Dataset records
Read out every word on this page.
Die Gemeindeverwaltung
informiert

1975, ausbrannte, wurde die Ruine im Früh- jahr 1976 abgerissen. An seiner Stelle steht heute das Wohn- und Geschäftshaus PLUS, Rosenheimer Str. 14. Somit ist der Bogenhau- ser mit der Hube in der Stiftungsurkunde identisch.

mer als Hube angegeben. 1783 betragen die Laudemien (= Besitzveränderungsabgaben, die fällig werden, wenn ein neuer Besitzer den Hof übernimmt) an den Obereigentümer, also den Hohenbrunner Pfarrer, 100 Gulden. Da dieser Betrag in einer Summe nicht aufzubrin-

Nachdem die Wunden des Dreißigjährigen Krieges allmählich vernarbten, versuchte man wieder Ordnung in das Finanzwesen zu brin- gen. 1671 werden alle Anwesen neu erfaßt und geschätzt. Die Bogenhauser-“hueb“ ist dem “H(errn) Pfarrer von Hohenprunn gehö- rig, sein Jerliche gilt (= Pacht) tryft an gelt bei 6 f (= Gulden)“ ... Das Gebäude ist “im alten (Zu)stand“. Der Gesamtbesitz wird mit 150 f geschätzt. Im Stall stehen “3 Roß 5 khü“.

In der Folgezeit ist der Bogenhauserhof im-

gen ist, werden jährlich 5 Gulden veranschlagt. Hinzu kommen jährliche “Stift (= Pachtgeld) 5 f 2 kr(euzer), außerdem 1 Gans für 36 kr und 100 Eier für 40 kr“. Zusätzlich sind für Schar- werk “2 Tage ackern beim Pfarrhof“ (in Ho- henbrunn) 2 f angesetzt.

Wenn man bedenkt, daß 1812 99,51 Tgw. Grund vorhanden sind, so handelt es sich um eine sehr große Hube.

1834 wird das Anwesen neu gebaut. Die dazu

TO BE DONE =>
Write out every entry again exactly, please, with nothing missing.

EXERCISE RESPONSE =>
Read out every word on this page.
Die Gemeindeverwaltung
informiert

1975, ausbrannte, wurde die Ruine im Früh- jahr 1976 abgerissen. An seiner Stelle steht heute das Wohn- und Geschäftshaus PLUS, Rosenheimer Str. 14. Somit ist der Bogenhau- ser mit der Hube in der Stiftungsurkunde identisch.

mer als Hube angegeben. 1783 betragen die Laudemien (= Besitzveränderungsabgaben, die fällig werden, wenn ein neuer Besitzer den Hof übernimmt) an den Obereigentümer, also den Hohenbrunner Pfarrer, 100 Gulden. Da dieser Betrag in einer Summe nicht aufzubrin-

Nachdem die Wunden des Dreißigjährigen Krieges allmählich vernarbten, versuchte man wieder Ordnung in das Finanzwesen zu brin- gen. 1671 werden alle Anwesen neu erfaßt und geschätzt. Die Bogenhauser-“hueb“ ist dem “H(errn) Pfarrer von Hohenprunn gehö- rig, sein Jerliche gilt (= Pacht) tryft an gelt bei 6 f (= Gulden)“ ... Das Gebäude ist “im alten (Zu)stand“. Der Gesamtbesitz wird mit 150 f geschätzt. Im Stall stehen “3 Roß 5 khü“.

In der Folgezeit ist der Bogenhauserhof im-

gen ist, werden jährlich 5 Gulden veranschlagt. Hinzu kommen jährliche “Stift (= Pachtgeld) 5 f 2 kr(euzer), außerdem 1 Gans für 36 kr und 100 Eier für 40 kr“. Zusätzlich sind für Schar- werk “2 Tage ackern beim Pfarrhof“ (in Ho- henbrunn) 2 f angesetzt.

Wenn man bedenkt, daß 1812 99,51 Tgw. Grund vorhanden sind, so handelt es sich um eine sehr große Hube.

1834 wird das Anwesen neu gebaut. Die dazu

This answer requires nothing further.